==== SOURCE DATA
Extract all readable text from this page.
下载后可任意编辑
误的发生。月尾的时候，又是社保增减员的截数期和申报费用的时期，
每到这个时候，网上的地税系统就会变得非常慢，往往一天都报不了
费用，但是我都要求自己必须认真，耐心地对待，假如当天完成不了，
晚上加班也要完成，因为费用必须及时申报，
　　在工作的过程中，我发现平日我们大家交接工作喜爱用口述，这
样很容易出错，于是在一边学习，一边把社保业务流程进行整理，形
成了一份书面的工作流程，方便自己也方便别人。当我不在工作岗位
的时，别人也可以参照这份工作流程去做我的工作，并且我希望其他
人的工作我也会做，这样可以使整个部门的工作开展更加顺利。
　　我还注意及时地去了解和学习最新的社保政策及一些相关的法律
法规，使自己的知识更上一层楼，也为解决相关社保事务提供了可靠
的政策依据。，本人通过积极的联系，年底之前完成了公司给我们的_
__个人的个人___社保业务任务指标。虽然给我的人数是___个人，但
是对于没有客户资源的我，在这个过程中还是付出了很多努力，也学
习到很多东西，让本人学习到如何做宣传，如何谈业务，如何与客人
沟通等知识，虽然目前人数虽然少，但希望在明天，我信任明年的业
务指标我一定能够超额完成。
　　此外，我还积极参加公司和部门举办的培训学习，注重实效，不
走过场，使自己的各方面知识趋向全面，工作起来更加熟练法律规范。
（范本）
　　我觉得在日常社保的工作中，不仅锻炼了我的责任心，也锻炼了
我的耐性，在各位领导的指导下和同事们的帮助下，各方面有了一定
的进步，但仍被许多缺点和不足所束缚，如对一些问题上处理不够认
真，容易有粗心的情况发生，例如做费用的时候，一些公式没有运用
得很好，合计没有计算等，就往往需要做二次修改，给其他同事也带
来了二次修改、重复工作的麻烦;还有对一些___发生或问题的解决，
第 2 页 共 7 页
========
Output every line above without altering anything.

Extract all readable text from this page.
下载后可任意编辑
误的发生。月尾的时候，又是社保增减员的截数期和申报费用的时期，
每到这个时候，网上的地税系统就会变得非常慢，往往一天都报不了
费用，但是我都要求自己必须认真，耐心地对待，假如当天完成不了，
晚上加班也要完成，因为费用必须及时申报，
　　在工作的过程中，我发现平日我们大家交接工作喜爱用口述，这
样很容易出错，于是在一边学习，一边把社保业务流程进行整理，形
成了一份书面的工作流程，方便自己也方便别人。当我不在工作岗位
的时，别人也可以参照这份工作流程去做我的工作，并且我希望其他
人的工作我也会做，这样可以使整个部门的工作开展更加顺利。
　　我还注意及时地去了解和学习最新的社保政策及一些相关的法律
法规，使自己的知识更上一层楼，也为解决相关社保事务提供了可靠
的政策依据。，本人通过积极的联系，年底之前完成了公司给我们的_
__个人的个人___社保业务任务指标。虽然给我的人数是___个人，但
是对于没有客户资源的我，在这个过程中还是付出了很多努力，也学
习到很多东西，让本人学习到如何做宣传，如何谈业务，如何与客人
沟通等知识，虽然目前人数虽然少，但希望在明天，我信任明年的业
务指标我一定能够超额完成。
　　此外，我还积极参加公司和部门举办的培训学习，注重实效，不
走过场，使自己的各方面知识趋向全面，工作起来更加熟练法律规范。
（范本）
　　我觉得在日常社保的工作中，不仅锻炼了我的责任心，也锻炼了
我的耐性，在各位领导的指导下和同事们的帮助下，各方面有了一定
的进步，但仍被许多缺点和不足所束缚，如对一些问题上处理不够认
真，容易有粗心的情况发生，例如做费用的时候，一些公式没有运用
得很好，合计没有计算等，就往往需要做二次修改，给其他同事也带
来了二次修改、重复工作的麻烦;还有对一些___发生或问题的解决，
第 2 页 共 7 页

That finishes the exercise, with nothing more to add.